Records
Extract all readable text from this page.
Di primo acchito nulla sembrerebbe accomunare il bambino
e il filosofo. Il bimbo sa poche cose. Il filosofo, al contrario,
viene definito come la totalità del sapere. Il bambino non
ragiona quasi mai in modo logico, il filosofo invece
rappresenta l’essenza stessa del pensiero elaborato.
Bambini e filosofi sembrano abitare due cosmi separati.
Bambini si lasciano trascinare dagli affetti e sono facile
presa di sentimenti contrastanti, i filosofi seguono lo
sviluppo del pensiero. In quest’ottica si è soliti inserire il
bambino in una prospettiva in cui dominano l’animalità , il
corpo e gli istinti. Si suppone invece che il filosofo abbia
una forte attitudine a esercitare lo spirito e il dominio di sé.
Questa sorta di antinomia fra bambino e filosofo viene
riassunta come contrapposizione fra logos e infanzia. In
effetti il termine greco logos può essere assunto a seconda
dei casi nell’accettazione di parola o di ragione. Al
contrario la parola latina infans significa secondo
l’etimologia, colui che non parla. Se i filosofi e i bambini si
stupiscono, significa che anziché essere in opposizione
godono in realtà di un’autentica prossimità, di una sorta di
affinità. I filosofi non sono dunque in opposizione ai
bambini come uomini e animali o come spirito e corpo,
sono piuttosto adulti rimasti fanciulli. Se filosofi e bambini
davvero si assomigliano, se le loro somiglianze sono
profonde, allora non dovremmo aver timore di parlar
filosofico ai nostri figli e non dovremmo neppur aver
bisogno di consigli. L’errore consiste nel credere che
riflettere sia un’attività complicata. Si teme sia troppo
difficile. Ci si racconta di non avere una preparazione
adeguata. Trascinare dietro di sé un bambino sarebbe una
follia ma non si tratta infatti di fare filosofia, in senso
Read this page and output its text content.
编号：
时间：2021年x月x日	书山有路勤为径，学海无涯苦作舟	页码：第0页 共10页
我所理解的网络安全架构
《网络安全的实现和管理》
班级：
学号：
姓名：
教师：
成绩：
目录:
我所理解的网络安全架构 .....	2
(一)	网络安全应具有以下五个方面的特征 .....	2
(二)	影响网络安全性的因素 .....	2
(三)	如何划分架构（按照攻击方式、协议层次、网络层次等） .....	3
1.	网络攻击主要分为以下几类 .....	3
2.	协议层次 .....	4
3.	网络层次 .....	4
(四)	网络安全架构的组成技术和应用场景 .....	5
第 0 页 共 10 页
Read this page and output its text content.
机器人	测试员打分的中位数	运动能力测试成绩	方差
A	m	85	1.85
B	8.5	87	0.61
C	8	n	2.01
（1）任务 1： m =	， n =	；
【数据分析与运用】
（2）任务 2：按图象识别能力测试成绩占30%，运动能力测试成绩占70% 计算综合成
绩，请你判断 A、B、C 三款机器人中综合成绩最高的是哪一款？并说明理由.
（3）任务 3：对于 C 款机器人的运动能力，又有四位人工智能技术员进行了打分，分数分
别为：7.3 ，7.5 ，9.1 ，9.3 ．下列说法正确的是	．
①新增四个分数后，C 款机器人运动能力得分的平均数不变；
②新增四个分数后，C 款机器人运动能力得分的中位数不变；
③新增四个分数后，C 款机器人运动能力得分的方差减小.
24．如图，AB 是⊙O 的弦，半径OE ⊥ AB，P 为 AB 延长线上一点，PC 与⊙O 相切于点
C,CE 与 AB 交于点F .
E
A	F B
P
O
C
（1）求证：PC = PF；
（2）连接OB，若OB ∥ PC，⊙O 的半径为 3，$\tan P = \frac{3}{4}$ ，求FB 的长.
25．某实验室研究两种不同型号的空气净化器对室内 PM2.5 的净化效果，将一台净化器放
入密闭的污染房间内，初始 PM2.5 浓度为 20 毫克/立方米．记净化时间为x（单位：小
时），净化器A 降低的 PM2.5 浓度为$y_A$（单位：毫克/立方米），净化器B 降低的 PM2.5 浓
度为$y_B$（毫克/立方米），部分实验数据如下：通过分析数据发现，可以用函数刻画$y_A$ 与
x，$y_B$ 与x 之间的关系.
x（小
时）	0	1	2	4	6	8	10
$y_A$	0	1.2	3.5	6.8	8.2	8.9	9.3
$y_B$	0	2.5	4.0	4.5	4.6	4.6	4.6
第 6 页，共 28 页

▶ WHAT IS REQUIRED
Go through the records and print each one exactly.

▶ EXPECTED ANSWER
Extract all readable text from this page.
Di primo acchito nulla sembrerebbe accomunare il bambino
e il filosofo. Il bimbo sa poche cose. Il filosofo, al contrario,
viene definito come la totalità del sapere. Il bambino non
ragiona quasi mai in modo logico, il filosofo invece
rappresenta l’essenza stessa del pensiero elaborato.
Bambini e filosofi sembrano abitare due cosmi separati.
Bambini si lasciano trascinare dagli affetti e sono facile
presa di sentimenti contrastanti, i filosofi seguono lo
sviluppo del pensiero. In quest’ottica si è soliti inserire il
bambino in una prospettiva in cui dominano l’animalità , il
corpo e gli istinti. Si suppone invece che il filosofo abbia
una forte attitudine a esercitare lo spirito e il dominio di sé.
Questa sorta di antinomia fra bambino e filosofo viene
riassunta come contrapposizione fra logos e infanzia. In
effetti il termine greco logos può essere assunto a seconda
dei casi nell’accettazione di parola o di ragione. Al
contrario la parola latina infans significa secondo
l’etimologia, colui che non parla. Se i filosofi e i bambini si
stupiscono, significa che anziché essere in opposizione
godono in realtà di un’autentica prossimità, di una sorta di
affinità. I filosofi non sono dunque in opposizione ai
bambini come uomini e animali o come spirito e corpo,
sono piuttosto adulti rimasti fanciulli. Se filosofi e bambini
davvero si assomigliano, se le loro somiglianze sono
profonde, allora non dovremmo aver timore di parlar
filosofico ai nostri figli e non dovremmo neppur aver
bisogno di consigli. L’errore consiste nel credere che
riflettere sia un’attività complicata. Si teme sia troppo
difficile. Ci si racconta di non avere una preparazione
adeguata. Trascinare dietro di sé un bambino sarebbe una
follia ma non si tratta infatti di fare filosofia, in senso
Read this page and output its text content.
编号：
时间：2021年x月x日	书山有路勤为径，学海无涯苦作舟	页码：第0页 共10页
我所理解的网络安全架构
《网络安全的实现和管理》
班级：
学号：
姓名：
教师：
成绩：
目录:
我所理解的网络安全架构 .....	2
(一)	网络安全应具有以下五个方面的特征 .....	2
(二)	影响网络安全性的因素 .....	2
(三)	如何划分架构（按照攻击方式、协议层次、网络层次等） .....	3
1.	网络攻击主要分为以下几类 .....	3
2.	协议层次 .....	4
3.	网络层次 .....	4
(四)	网络安全架构的组成技术和应用场景 .....	5
第 0 页 共 10 页
Read this page and output its text content.
机器人	测试员打分的中位数	运动能力测试成绩	方差
A	m	85	1.85
B	8.5	87	0.61
C	8	n	2.01
（1）任务 1： m =	， n =	；
【数据分析与运用】
（2）任务 2：按图象识别能力测试成绩占30%，运动能力测试成绩占70% 计算综合成
绩，请你判断 A、B、C 三款机器人中综合成绩最高的是哪一款？并说明理由.
（3）任务 3：对于 C 款机器人的运动能力，又有四位人工智能技术员进行了打分，分数分
别为：7.3 ，7.5 ，9.1 ，9.3 ．下列说法正确的是	．
①新增四个分数后，C 款机器人运动能力得分的平均数不变；
②新增四个分数后，C 款机器人运动能力得分的中位数不变；
③新增四个分数后，C 款机器人运动能力得分的方差减小.
24．如图，AB 是⊙O 的弦，半径OE ⊥ AB，P 为 AB 延长线上一点，PC 与⊙O 相切于点
C,CE 与 AB 交于点F .
E
A	F B
P
O
C
（1）求证：PC = PF；
（2）连接OB，若OB ∥ PC，⊙O 的半径为 3，$\tan P = \frac{3}{4}$ ，求FB 的长.
25．某实验室研究两种不同型号的空气净化器对室内 PM2.5 的净化效果，将一台净化器放
入密闭的污染房间内，初始 PM2.5 浓度为 20 毫克/立方米．记净化时间为x（单位：小
时），净化器A 降低的 PM2.5 浓度为$y_A$（单位：毫克/立方米），净化器B 降低的 PM2.5 浓
度为$y_B$（毫克/立方米），部分实验数据如下：通过分析数据发现，可以用函数刻画$y_A$ 与
x，$y_B$ 与x 之间的关系.
x（小
时）	0	1	2	4	6	8	10
$y_A$	0	1.2	3.5	6.8	8.2	8.9	9.3
$y_B$	0	2.5	4.0	4.5	4.6	4.6	4.6
第 6 页，共 28 页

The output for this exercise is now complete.